▶ **Extracted information**
┏━━

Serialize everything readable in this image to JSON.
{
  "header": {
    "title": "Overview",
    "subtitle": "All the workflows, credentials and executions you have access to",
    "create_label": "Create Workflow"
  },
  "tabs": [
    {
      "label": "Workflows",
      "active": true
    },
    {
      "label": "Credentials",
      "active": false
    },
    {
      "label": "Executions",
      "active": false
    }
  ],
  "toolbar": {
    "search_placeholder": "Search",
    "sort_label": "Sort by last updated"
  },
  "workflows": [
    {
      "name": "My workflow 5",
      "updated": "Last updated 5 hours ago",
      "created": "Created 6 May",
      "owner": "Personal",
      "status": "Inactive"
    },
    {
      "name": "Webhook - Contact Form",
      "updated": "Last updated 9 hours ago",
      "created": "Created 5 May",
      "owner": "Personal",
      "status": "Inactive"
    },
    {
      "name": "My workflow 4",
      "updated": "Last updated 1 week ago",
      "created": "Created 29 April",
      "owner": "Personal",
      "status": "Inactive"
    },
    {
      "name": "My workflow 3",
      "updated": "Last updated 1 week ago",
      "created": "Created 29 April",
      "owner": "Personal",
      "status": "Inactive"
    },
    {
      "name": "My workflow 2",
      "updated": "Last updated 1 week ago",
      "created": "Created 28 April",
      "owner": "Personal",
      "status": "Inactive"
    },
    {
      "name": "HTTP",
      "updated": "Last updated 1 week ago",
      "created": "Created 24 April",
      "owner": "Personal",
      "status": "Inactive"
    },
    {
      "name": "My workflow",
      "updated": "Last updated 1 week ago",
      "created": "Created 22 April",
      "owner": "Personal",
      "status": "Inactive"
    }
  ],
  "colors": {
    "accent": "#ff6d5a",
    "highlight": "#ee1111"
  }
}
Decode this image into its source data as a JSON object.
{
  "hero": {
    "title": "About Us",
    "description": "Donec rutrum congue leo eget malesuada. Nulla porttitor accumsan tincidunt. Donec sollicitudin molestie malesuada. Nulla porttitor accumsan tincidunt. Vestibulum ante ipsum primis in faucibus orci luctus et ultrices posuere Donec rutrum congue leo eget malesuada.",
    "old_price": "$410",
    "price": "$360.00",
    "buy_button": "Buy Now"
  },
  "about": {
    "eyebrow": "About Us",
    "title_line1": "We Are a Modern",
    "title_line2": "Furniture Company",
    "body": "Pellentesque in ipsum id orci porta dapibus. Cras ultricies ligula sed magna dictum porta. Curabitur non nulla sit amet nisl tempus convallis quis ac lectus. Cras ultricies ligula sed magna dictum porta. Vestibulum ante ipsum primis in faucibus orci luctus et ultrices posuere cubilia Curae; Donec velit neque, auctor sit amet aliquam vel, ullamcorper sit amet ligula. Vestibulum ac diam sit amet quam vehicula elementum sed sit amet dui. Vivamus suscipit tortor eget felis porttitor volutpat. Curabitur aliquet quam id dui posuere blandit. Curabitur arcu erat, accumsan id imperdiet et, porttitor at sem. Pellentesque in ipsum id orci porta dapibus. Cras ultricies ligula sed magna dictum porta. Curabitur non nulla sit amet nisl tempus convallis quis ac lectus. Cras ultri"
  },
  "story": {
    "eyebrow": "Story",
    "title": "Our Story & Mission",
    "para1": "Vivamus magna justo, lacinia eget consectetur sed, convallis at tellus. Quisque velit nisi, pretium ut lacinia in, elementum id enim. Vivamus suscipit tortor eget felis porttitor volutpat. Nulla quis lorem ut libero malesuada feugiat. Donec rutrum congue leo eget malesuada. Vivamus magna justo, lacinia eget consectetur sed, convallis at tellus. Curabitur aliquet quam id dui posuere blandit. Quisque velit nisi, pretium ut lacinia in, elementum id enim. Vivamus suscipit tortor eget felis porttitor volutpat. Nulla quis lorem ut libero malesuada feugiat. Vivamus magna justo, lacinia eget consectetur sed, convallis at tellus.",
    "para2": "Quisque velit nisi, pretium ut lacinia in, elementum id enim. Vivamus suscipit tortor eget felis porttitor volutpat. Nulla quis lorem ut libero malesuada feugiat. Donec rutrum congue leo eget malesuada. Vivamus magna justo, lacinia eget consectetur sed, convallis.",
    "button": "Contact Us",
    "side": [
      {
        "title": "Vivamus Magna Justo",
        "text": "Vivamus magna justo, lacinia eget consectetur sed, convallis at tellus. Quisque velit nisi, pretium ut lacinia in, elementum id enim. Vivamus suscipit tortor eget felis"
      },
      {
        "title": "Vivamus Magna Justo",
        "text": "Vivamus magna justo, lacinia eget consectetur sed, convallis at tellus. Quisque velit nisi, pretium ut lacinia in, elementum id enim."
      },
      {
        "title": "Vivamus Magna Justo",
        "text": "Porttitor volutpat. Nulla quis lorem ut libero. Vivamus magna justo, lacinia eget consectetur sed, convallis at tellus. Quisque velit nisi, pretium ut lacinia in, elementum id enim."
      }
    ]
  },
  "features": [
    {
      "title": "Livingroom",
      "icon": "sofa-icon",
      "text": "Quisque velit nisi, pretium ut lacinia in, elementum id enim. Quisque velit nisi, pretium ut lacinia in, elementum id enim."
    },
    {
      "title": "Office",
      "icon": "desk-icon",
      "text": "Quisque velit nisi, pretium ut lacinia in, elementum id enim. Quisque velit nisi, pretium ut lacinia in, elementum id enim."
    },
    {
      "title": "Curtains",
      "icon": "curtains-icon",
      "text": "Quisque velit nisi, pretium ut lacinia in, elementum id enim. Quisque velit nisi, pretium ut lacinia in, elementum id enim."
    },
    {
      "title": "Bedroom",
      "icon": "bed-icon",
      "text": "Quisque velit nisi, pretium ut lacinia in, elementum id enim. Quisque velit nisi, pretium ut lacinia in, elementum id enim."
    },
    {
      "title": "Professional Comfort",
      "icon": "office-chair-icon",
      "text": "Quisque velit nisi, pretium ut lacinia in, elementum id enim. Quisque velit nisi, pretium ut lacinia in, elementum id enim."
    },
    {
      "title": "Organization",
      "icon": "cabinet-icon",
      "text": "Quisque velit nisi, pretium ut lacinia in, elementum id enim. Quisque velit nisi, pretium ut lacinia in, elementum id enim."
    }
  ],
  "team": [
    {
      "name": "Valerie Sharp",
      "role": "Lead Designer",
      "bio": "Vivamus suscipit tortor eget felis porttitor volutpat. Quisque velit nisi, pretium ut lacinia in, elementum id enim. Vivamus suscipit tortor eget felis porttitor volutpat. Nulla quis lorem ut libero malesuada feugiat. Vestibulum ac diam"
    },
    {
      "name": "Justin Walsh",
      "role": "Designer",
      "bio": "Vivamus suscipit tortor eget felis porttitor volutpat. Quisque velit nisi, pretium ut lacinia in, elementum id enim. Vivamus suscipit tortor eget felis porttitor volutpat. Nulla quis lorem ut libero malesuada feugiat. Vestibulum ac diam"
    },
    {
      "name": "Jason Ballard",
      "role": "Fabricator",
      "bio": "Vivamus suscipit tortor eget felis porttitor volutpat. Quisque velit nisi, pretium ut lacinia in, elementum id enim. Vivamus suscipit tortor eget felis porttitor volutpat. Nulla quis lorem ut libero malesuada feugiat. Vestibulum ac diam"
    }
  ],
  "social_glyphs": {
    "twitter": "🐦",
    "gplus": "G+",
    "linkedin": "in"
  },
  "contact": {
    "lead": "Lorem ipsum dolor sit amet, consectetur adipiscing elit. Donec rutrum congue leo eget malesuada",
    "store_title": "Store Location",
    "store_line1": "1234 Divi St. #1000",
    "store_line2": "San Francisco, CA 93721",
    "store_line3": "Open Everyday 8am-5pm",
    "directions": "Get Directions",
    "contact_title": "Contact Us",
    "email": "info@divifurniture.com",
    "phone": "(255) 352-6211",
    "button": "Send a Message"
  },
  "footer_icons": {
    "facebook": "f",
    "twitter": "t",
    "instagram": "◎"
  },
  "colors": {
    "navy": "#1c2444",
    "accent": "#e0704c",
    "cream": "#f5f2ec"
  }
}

┗━━

▶ **Task description**
Only the number should be given: how many lines of the data contain the word "April"?

▶ **Final result**
5